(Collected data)

* * * * * * *

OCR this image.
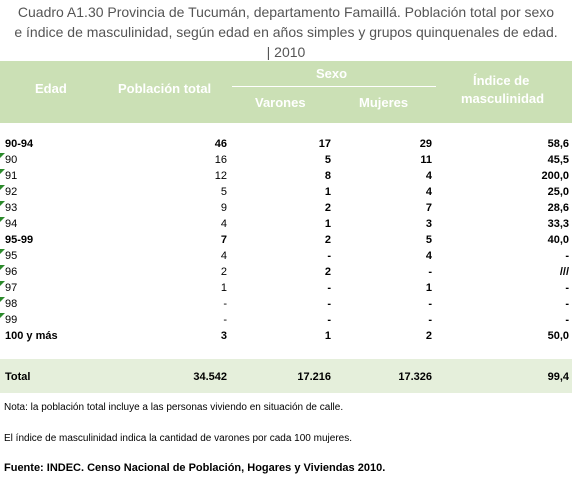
Cuadro A1.30 Provincia de Tucumán, departamento Famaillá. Población total por sexo
e índice de masculinidad, según edad en años simples y grupos quinquenales de edad.
| 2010
Edad	Población total
Sexo
Varones	Mujeres
Índice de
masculinidad
90-94	46	17	29	58,6
90	16	5	11	45,5
91	12	8	4	200,0
92	5	1	4	25,0
93	9	2	7	28,6
94	4	1	3	33,3
95-99	7	2	5	40,0
95	4	-	4	-
96	2	2	-	///
97	1	-	1	-
98	-	-	-	-
99	-	-	-	-
100 y más	3	1	2	50,0
Total	34.542	17.216	17.326	99,4
Nota: la población total incluye a las personas viviendo en situación de calle.
El índice de masculinidad indica la cantidad de varones por cada 100 mujeres.
Fuente: INDEC. Censo Nacional de Población, Hogares y Viviendas 2010.
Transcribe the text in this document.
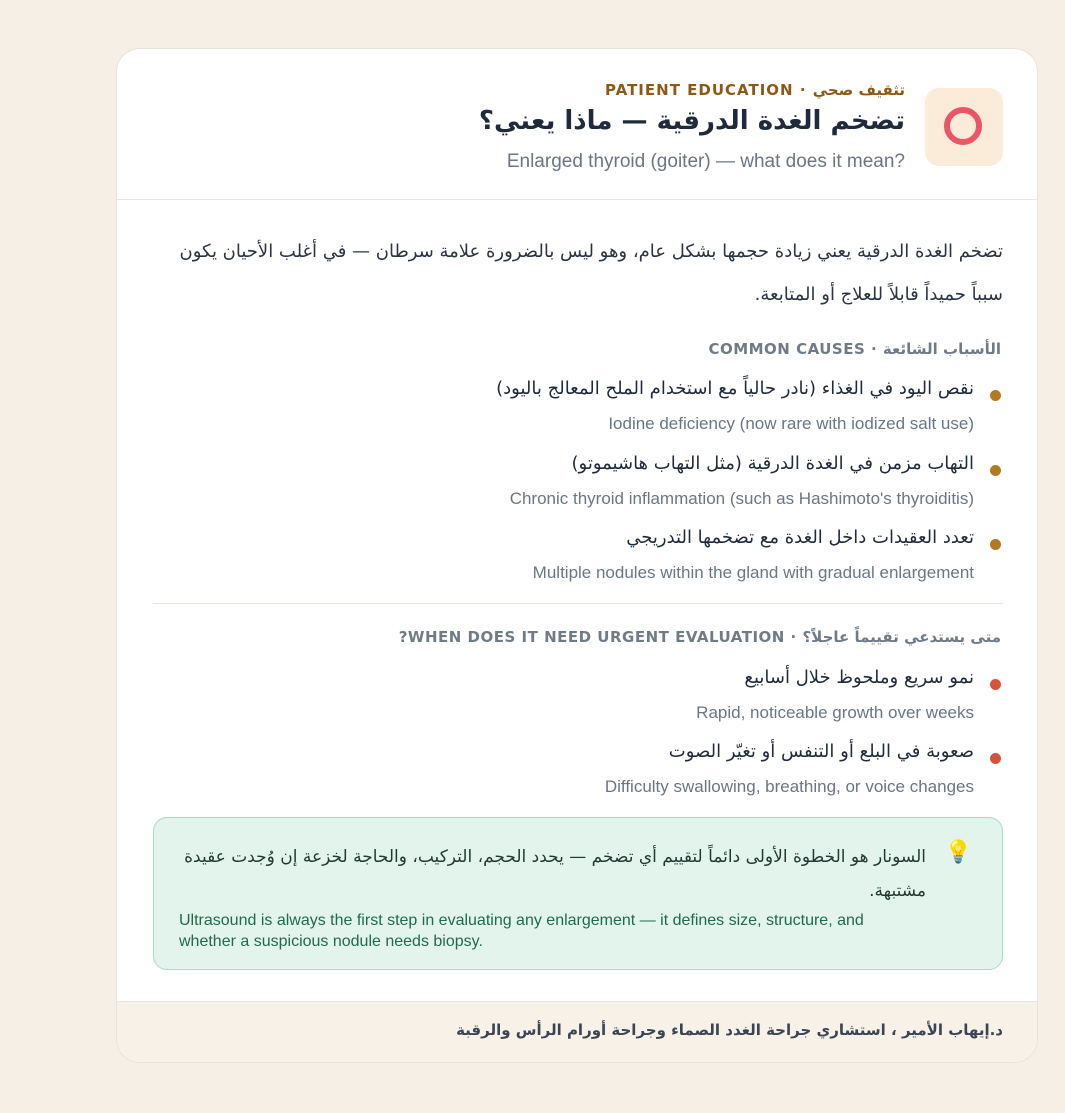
PATIENT EDUCATION · تثقيف صحي
تضخم الغدة الدرقية — ماذا يعني؟
Enlarged thyroid (goiter) — what does it mean?
تضخم الغدة الدرقية يعني زيادة حجمها بشكل عام، وهو ليس بالضرورة علامة سرطان — في أغلب الأحيان يكون سبباً حميداً قابلاً للعلاج أو المتابعة.
COMMON CAUSES · الأسباب الشائعة
نقص اليود في الغذاء (نادر حالياً مع استخدام الملح المعالج باليود)
Iodine deficiency (now rare with iodized salt use)
التهاب مزمن في الغدة الدرقية (مثل التهاب هاشيموتو)
Chronic thyroid inflammation (such as Hashimoto's thyroiditis)
تعدد العقيدات داخل الغدة مع تضخمها التدريجي
Multiple nodules within the gland with gradual enlargement
?WHEN DOES IT NEED URGENT EVALUATION · متى يستدعي تقييماً عاجلاً؟
نمو سريع وملحوظ خلال أسابيع
Rapid, noticeable growth over weeks
صعوبة في البلع أو التنفس أو تغيّر الصوت
Difficulty swallowing, breathing, or voice changes
💡
السونار هو الخطوة الأولى دائماً لتقييم أي تضخم — يحدد الحجم، التركيب، والحاجة لخزعة إن وُجدت عقيدة مشتبهة.
Ultrasound is always the first step in evaluating any enlargement — it defines size, structure, and whether a suspicious nodule needs biopsy.
د.إيهاب الأمير ، استشاري جراحة الغدد الصماء وجراحة أورام الرأس والرقبة
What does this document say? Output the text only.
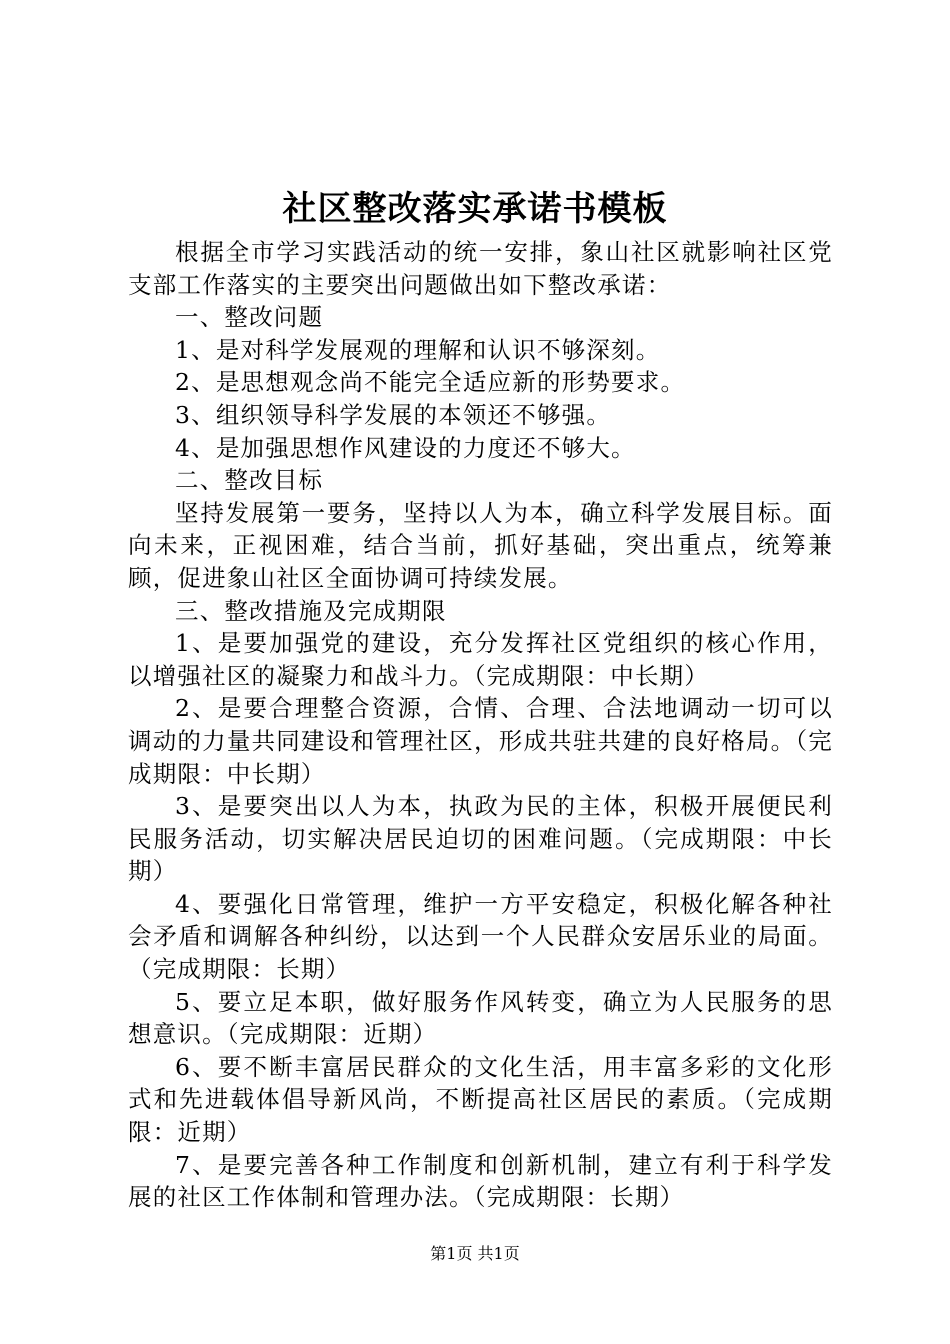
社区整改落实承诺书模板

根据全市学习实践活动的统一安排，象山社区就影响社区党支部工作落实的主要突出问题做出如下整改承诺：

一、整改问题

1、是对科学发展观的理解和认识不够深刻。

2、是思想观念尚不能完全适应新的形势要求。

3、组织领导科学发展的本领还不够强。

4、是加强思想作风建设的力度还不够大。

二、整改目标

坚持发展第一要务，坚持以人为本，确立科学发展目标。面向未来，正视困难，结合当前，抓好基础，突出重点，统筹兼顾，促进象山社区全面协调可持续发展。

三、整改措施及完成期限

1、是要加强党的建设，充分发挥社区党组织的核心作用，以增强社区的凝聚力和战斗力。（完成期限：中长期）

2、是要合理整合资源，合情、合理、合法地调动一切可以调动的力量共同建设和管理社区，形成共驻共建的良好格局。（完成期限：中长期）

3、是要突出以人为本，执政为民的主体，积极开展便民利民服务活动，切实解决居民迫切的困难问题。（完成期限：中长期）

4、要强化日常管理，维护一方平安稳定，积极化解各种社会矛盾和调解各种纠纷，以达到一个人民群众安居乐业的局面。（完成期限：长期）

5、要立足本职，做好服务作风转变，确立为人民服务的思想意识。（完成期限：近期）

6、要不断丰富居民群众的文化生活，用丰富多彩的文化形式和先进载体倡导新风尚，不断提高社区居民的素质。（完成期限：近期）

7、是要完善各种工作制度和创新机制，建立有利于科学发展的社区工作体制和管理办法。（完成期限：长期）

第1页 共1页
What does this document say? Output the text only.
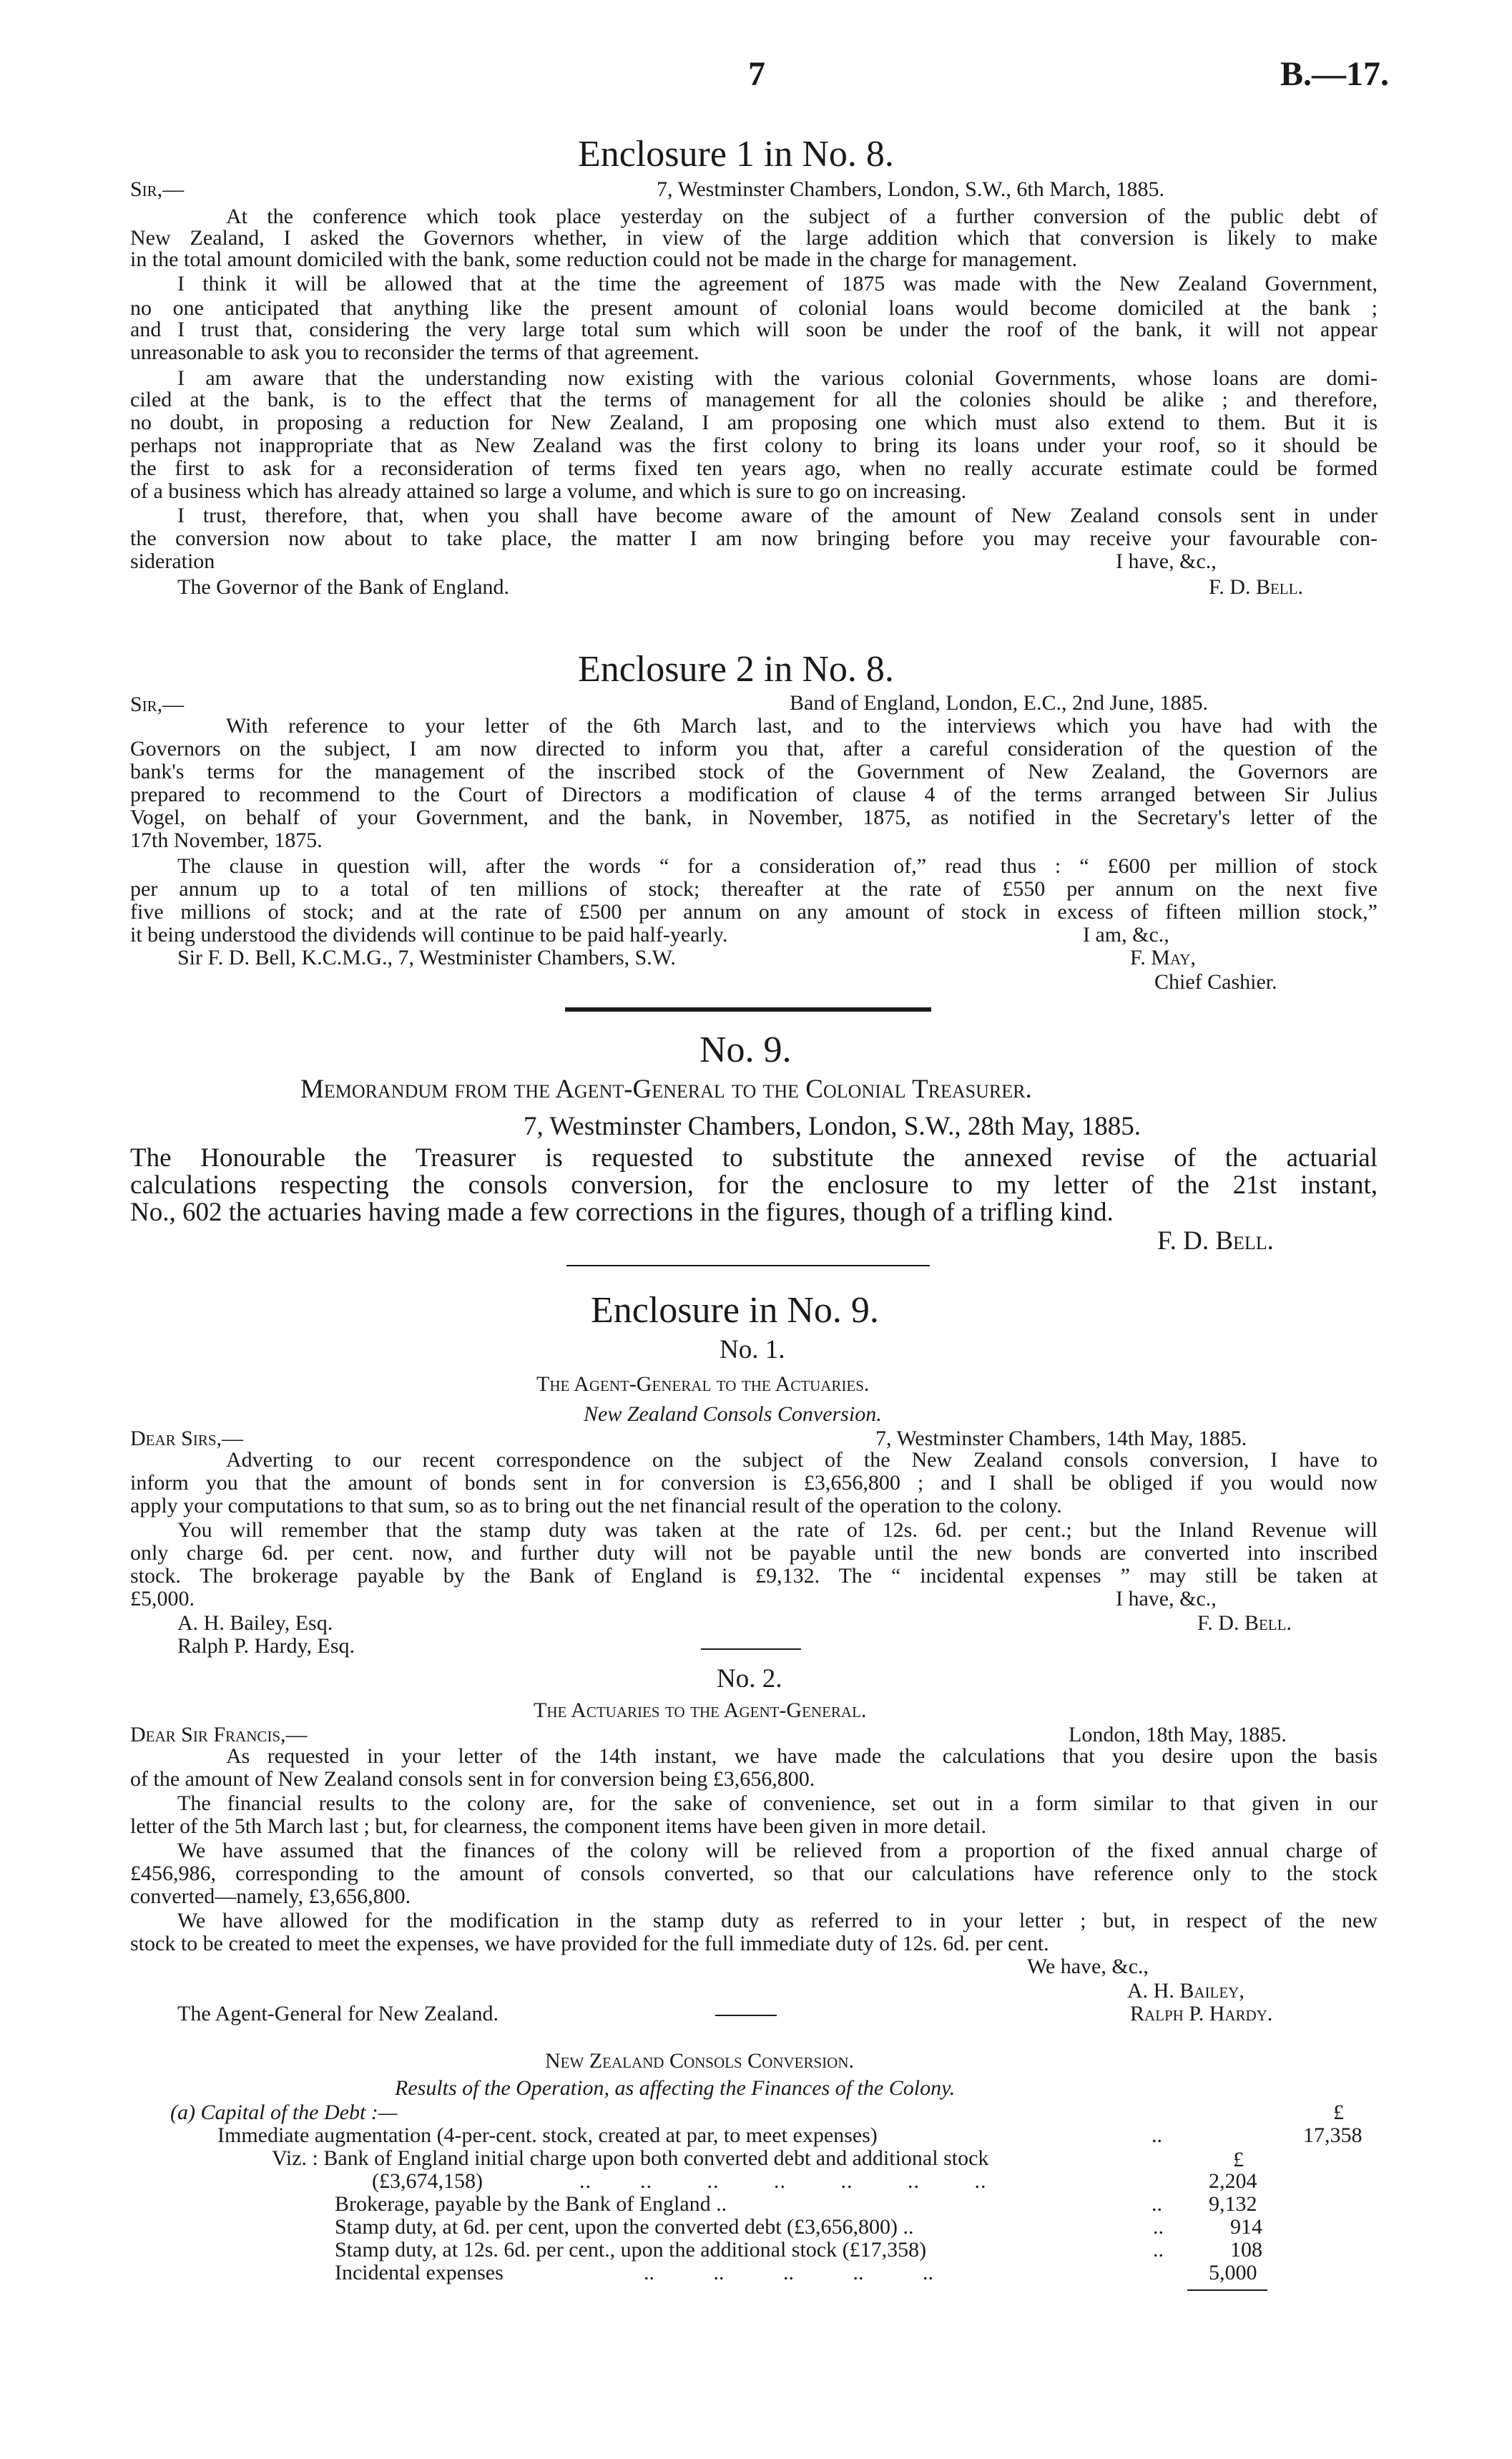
7	B.—17.
Enclosure 1 in No. 8.
Sir,—	7, Westminster Chambers, London, S.W., 6th March, 1885.
At the conference which took place yesterday on the subject of a further conversion of the public debt of
New Zealand, I asked the Governors whether, in view of the large addition which that conversion is likely to make
in the total amount domiciled with the bank, some reduction could not be made in the charge for management.
I think it will be allowed that at the time the agreement of 1875 was made with the New Zealand Government,
no one anticipated that anything like the present amount of colonial loans would become domiciled at the bank ;
and I trust that, considering the very large total sum which will soon be under the roof of the bank, it will not appear
unreasonable to ask you to reconsider the terms of that agreement.
I am aware that the understanding now existing with the various colonial Governments, whose loans are domi-
ciled at the bank, is to the effect that the terms of management for all the colonies should be alike ; and therefore,
no doubt, in proposing a reduction for New Zealand, I am proposing one which must also extend to them. But it is
perhaps not inappropriate that as New Zealand was the first colony to bring its loans under your roof, so it should be
the first to ask for a reconsideration of terms fixed ten years ago, when no really accurate estimate could be formed
of a business which has already attained so large a volume, and which is sure to go on increasing.
I trust, therefore, that, when you shall have become aware of the amount of New Zealand consols sent in under
the conversion now about to take place, the matter I am now bringing before you may receive your favourable con-
sideration	I have, &c.,
The Governor of the Bank of England.	F. D. Bell.
Enclosure 2 in No. 8.
Sir,—	Band of England, London, E.C., 2nd June, 1885.
With reference to your letter of the 6th March last, and to the interviews which you have had with the
Governors on the subject, I am now directed to inform you that, after a careful consideration of the question of the
bank's terms for the management of the inscribed stock of the Government of New Zealand, the Governors are
prepared to recommend to the Court of Directors a modification of clause 4 of the terms arranged between Sir Julius
Vogel, on behalf of your Government, and the bank, in November, 1875, as notified in the Secretary's letter of the
17th November, 1875.
The clause in question will, after the words “ for a consideration of,” read thus : “ £600 per million of stock
per annum up to a total of ten millions of stock; thereafter at the rate of £550 per annum on the next five
five millions of stock; and at the rate of £500 per annum on any amount of stock in excess of fifteen million stock,”
it being understood the dividends will continue to be paid half-yearly.	I am, &c.,
Sir F. D. Bell, K.C.M.G., 7, Westminister Chambers, S.W.	F. May,
Chief Cashier.
No. 9.
Memorandum from the Agent-General to the Colonial Treasurer.
7, Westminster Chambers, London, S.W., 28th May, 1885.
The Honourable the Treasurer is requested to substitute the annexed revise of the actuarial
calculations respecting the consols conversion, for the enclosure to my letter of the 21st instant,
No., 602 the actuaries having made a few corrections in the figures, though of a trifling kind.
F. D. Bell.
Enclosure in No. 9.
No. 1.
The Agent-General to the Actuaries.
New Zealand Consols Conversion.
Dear Sirs,—	7, Westminster Chambers, 14th May, 1885.
Adverting to our recent correspondence on the subject of the New Zealand consols conversion, I have to
inform you that the amount of bonds sent in for conversion is £3,656,800 ; and I shall be obliged if you would now
apply your computations to that sum, so as to bring out the net financial result of the operation to the colony.
You will remember that the stamp duty was taken at the rate of 12s. 6d. per cent.; but the Inland Revenue will
only charge 6d. per cent. now, and further duty will not be payable until the new bonds are converted into inscribed
stock. The brokerage payable by the Bank of England is £9,132. The “ incidental expenses ” may still be taken at
£5,000.	I have, &c.,
A. H. Bailey, Esq.	F. D. Bell.
Ralph P. Hardy, Esq.
No. 2.
The Actuaries to the Agent-General.
Dear Sir Francis,—	London, 18th May, 1885.
As requested in your letter of the 14th instant, we have made the calculations that you desire upon the basis
of the amount of New Zealand consols sent in for conversion being £3,656,800.
The financial results to the colony are, for the sake of convenience, set out in a form similar to that given in our
letter of the 5th March last ; but, for clearness, the component items have been given in more detail.
We have assumed that the finances of the colony will be relieved from a proportion of the fixed annual charge of
£456,986, corresponding to the amount of consols converted, so that our calculations have reference only to the stock
converted—namely, £3,656,800.
We have allowed for the modification in the stamp duty as referred to in your letter ; but, in respect of the new
stock to be created to meet the expenses, we have provided for the full immediate duty of 12s. 6d. per cent.
We have, &c.,
A. H. Bailey,
The Agent-General for New Zealand.	Ralph P. Hardy.
New Zealand Consols Conversion.
Results of the Operation, as affecting the Finances of the Colony.
(a) Capital of the Debt :—	£
Immediate augmentation (4-per-cent. stock, created at par, to meet expenses)	..	17,358
Viz. : Bank of England initial charge upon both converted debt and additional stock	£
(£3,674,158)	..        ..         ..         ..         ..         ..         ..	2,204
Brokerage, payable by the Bank of England ..	.. 9,132
Stamp duty, at 6d. per cent, upon the converted debt (£3,656,800) ..	..	914
Stamp duty, at 12s. 6d. per cent., upon the additional stock (£17,358)	..	108
Incidental expenses	..           ..           ..           ..           ..	5,000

* * * * * * *

Direction: Return every line above in which the string "therefore" occurs.

Response to this task:
ciled at the bank, is to the effect that the terms of management for all the colonies should be alike ; and therefore,
I trust, therefore, that, when you shall have become aware of the amount of New Zealand consols sent in under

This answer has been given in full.